* Given instruction:
Pull out every line in the data that has the string "projection" in it.

Stored entries
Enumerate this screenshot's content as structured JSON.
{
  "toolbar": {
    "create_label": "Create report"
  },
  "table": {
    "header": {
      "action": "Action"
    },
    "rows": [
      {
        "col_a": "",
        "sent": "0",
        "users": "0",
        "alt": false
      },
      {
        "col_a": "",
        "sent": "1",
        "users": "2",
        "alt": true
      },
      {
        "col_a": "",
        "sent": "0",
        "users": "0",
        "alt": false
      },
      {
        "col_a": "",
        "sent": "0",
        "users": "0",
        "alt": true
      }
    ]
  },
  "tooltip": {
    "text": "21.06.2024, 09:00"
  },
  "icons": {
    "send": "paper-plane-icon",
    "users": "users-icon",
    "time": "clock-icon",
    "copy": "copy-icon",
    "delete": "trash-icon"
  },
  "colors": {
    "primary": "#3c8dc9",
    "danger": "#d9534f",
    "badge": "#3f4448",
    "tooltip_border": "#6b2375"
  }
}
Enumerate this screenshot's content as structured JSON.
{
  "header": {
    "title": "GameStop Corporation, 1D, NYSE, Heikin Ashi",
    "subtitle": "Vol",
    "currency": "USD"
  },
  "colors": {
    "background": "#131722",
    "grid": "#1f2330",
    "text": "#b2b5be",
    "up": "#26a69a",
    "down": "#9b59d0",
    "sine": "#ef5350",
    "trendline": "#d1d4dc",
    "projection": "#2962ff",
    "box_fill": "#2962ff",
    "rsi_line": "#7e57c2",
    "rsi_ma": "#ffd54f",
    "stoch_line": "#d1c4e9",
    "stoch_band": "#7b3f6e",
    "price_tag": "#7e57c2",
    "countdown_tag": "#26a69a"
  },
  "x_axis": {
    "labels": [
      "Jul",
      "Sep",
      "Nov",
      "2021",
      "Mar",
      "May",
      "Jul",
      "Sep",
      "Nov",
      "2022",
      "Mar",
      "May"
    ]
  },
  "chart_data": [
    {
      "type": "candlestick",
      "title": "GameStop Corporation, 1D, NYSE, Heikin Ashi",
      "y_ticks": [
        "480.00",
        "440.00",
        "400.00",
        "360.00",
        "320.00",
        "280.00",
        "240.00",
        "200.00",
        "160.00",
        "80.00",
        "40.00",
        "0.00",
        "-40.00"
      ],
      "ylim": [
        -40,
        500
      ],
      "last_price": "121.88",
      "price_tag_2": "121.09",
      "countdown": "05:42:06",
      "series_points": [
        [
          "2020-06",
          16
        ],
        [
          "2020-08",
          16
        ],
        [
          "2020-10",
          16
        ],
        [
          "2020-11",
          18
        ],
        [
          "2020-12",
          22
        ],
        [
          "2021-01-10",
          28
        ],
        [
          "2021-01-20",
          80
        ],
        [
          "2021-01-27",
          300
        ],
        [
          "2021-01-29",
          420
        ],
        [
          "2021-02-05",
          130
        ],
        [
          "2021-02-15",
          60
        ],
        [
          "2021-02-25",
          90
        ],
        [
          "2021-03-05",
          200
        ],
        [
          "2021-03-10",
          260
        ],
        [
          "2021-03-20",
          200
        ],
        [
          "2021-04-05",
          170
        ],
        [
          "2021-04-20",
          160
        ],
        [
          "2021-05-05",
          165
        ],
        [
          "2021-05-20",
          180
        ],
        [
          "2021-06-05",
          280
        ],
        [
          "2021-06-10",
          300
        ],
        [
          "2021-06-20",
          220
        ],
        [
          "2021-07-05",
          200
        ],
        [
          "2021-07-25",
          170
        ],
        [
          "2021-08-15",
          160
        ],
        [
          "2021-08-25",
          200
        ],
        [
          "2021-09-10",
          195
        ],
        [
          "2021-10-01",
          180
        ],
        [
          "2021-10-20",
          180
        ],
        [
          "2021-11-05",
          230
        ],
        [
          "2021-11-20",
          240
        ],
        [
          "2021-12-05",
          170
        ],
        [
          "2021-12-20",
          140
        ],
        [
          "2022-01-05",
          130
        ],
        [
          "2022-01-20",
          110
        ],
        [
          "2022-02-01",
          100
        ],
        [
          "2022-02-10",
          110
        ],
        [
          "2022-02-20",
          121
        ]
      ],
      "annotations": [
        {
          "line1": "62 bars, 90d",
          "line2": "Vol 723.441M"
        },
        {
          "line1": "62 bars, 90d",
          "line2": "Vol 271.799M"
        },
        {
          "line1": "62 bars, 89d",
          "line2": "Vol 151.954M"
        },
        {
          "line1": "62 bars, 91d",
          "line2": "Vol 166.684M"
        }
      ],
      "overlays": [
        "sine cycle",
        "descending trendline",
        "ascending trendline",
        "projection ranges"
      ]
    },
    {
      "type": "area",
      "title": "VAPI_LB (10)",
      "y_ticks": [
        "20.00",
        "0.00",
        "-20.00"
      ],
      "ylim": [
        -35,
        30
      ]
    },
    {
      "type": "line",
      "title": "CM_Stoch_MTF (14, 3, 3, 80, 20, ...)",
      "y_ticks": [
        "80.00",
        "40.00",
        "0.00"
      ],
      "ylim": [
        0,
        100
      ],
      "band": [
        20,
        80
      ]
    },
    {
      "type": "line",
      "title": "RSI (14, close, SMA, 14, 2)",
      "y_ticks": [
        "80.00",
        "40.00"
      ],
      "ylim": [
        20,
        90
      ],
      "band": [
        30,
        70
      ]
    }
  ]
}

* * *

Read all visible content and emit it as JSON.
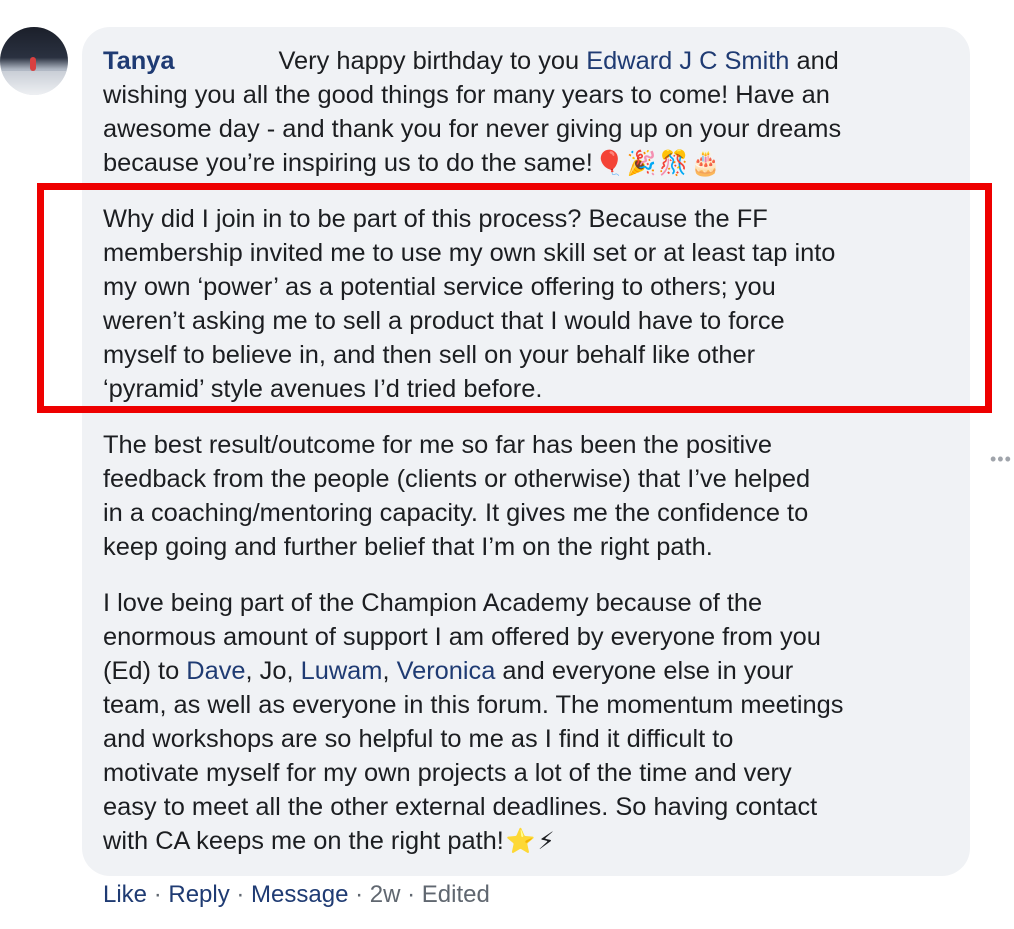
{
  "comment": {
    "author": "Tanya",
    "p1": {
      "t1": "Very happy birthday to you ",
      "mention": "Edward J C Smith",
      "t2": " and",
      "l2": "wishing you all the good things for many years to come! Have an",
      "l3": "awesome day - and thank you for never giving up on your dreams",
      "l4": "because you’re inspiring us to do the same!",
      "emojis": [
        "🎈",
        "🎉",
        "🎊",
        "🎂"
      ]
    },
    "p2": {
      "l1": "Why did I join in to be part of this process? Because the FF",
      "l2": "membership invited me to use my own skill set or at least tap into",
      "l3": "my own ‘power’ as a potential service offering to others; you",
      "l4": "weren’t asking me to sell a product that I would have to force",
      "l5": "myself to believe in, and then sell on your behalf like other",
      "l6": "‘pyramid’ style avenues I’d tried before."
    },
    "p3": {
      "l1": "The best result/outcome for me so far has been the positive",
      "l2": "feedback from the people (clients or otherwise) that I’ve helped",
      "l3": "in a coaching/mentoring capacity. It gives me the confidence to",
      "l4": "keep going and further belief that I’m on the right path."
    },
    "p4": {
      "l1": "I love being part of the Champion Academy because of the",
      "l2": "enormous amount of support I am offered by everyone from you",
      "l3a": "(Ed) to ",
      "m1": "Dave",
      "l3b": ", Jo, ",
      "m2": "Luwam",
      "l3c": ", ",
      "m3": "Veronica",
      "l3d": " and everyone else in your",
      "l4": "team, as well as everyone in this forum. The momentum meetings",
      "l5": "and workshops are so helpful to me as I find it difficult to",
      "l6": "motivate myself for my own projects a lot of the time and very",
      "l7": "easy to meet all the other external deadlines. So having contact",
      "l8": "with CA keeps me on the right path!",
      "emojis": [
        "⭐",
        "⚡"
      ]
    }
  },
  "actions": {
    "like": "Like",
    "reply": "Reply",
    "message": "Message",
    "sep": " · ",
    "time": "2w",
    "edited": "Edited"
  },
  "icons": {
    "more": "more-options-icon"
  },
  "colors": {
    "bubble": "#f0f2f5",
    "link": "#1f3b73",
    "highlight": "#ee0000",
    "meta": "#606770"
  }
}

* Output below:
    "projection": "#2962ff",
        "projection ranges"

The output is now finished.